Dataset entries on figures:
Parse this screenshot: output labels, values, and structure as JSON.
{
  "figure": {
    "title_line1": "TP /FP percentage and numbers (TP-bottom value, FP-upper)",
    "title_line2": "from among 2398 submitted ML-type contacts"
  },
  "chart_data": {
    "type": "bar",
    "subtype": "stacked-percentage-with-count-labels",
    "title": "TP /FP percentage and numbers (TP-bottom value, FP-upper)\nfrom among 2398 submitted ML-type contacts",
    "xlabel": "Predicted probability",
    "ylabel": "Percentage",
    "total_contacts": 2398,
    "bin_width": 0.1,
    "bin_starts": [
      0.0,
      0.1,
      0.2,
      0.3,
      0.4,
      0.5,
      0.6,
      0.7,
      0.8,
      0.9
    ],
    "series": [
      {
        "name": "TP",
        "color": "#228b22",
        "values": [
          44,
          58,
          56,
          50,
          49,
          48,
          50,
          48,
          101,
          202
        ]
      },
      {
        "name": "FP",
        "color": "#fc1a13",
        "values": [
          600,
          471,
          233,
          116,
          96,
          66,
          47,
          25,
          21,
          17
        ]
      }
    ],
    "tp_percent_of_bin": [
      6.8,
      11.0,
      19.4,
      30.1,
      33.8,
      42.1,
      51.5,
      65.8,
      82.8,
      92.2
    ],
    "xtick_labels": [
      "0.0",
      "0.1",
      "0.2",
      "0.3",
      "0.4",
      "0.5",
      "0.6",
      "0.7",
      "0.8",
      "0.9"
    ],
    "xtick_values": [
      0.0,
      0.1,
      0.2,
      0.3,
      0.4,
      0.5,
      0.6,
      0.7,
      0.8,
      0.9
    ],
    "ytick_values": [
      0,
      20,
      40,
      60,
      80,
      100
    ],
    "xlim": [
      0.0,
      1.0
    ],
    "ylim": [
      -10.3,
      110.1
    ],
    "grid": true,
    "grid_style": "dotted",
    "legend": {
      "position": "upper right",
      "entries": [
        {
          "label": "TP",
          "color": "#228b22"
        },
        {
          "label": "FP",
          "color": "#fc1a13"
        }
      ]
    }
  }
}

Objective:
Pull out each line holding the string "upper".

Completed exercise:
    "title_line1": "TP /FP percentage and numbers (TP-bottom value, FP-upper)",
    "title": "TP /FP percentage and numbers (TP-bottom value, FP-upper)\nfrom among 2398 submitted ML-type contacts",
      "position": "upper right",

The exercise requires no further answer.